'''
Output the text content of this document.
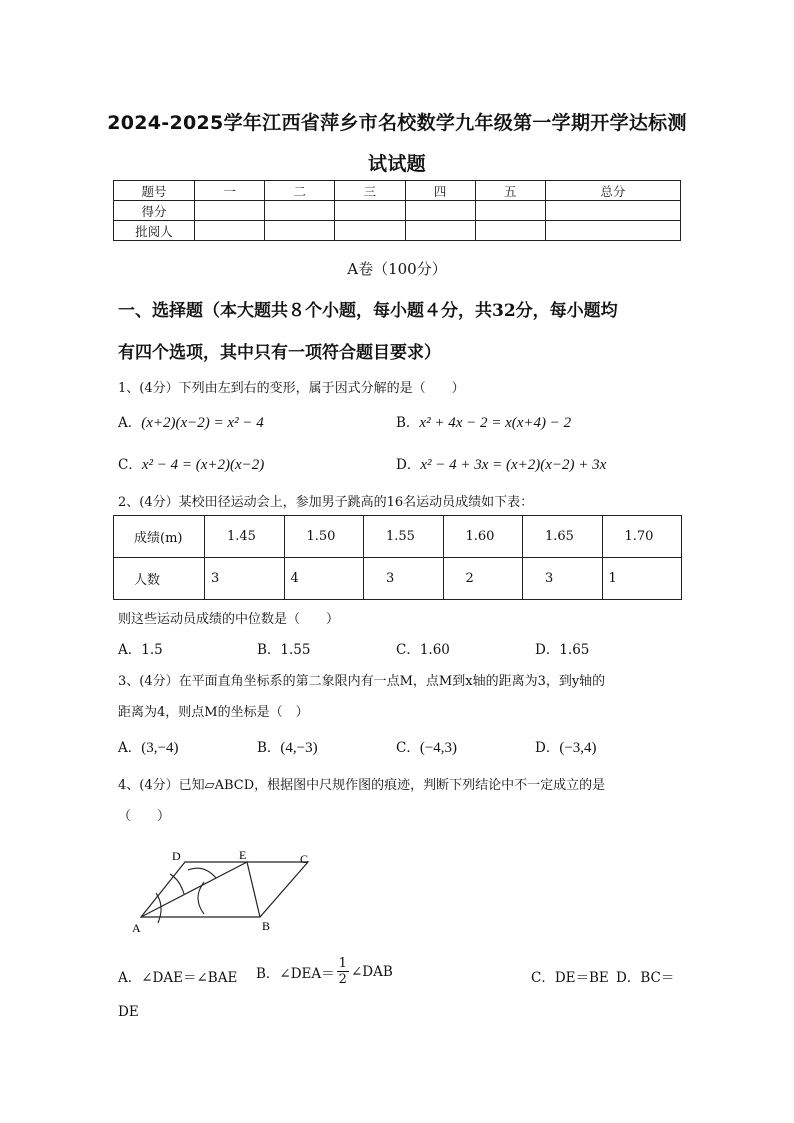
2024-2025学年江西省萍乡市名校数学九年级第一学期开学达标测
试试题
题号	一	二	三	四	五	总分
得分						
批阅人						
A卷（100分）
一、选择题（本大题共８个小题，每小题４分，共32分，每小题均
有四个选项，其中只有一项符合题目要求）
1、(4分）下列由左到右的变形，属于因式分解的是（　　）
A．(x+2)(x−2) = x² − 4	B．x² + 4x − 2 = x(x+4) − 2
C．x² − 4 = (x+2)(x−2)	D．x² − 4 + 3x = (x+2)(x−2) + 3x
2、(4分）某校田径运动会上，参加男子跳高的16名运动员成绩如下表：
成绩(m)	1.45	1.50	1.55	1.60	1.65	1.70
人数	3	4	3	2	3	1
则这些运动员成绩的中位数是（　　）
A．1.5	B．1.55	C．1.60	D．1.65
3、(4分）在平面直角坐标系的第二象限内有一点M，点M到x轴的距离为3，到y轴的
距离为4，则点M的坐标是（　）
A．(3,−4)	B．(4,−3)	C．(−4,3)	D．(−3,4)
4、(4分）已知▱ABCD，根据图中尺规作图的痕迹，判断下列结论中不一定成立的是
（　　）
A	B
C
D	E
A．∠DAE＝∠BAE B．∠DEA＝ $\frac{1}{2}$ ∠DAB	C．DE＝BE D．BC＝
DE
'''
Repeat each record exactly as shown above, dropping all images.

*Output for this exercise*.
Output the text content of this document.
2024-2025学年江西省萍乡市名校数学九年级第一学期开学达标测
试试题
题号	一	二	三	四	五	总分
得分						
批阅人						
A卷（100分）
一、选择题（本大题共８个小题，每小题４分，共32分，每小题均
有四个选项，其中只有一项符合题目要求）
1、(4分）下列由左到右的变形，属于因式分解的是（　　）
A．(x+2)(x−2) = x² − 4	B．x² + 4x − 2 = x(x+4) − 2
C．x² − 4 = (x+2)(x−2)	D．x² − 4 + 3x = (x+2)(x−2) + 3x
2、(4分）某校田径运动会上，参加男子跳高的16名运动员成绩如下表：
成绩(m)	1.45	1.50	1.55	1.60	1.65	1.70
人数	3	4	3	2	3	1
则这些运动员成绩的中位数是（　　）
A．1.5	B．1.55	C．1.60	D．1.65
3、(4分）在平面直角坐标系的第二象限内有一点M，点M到x轴的距离为3，到y轴的
距离为4，则点M的坐标是（　）
A．(3,−4)	B．(4,−3)	C．(−4,3)	D．(−3,4)
4、(4分）已知▱ABCD，根据图中尺规作图的痕迹，判断下列结论中不一定成立的是
（　　）
A	B
C
D	E
A．∠DAE＝∠BAE B．∠DEA＝ $\frac{1}{2}$ ∠DAB	C．DE＝BE D．BC＝
DE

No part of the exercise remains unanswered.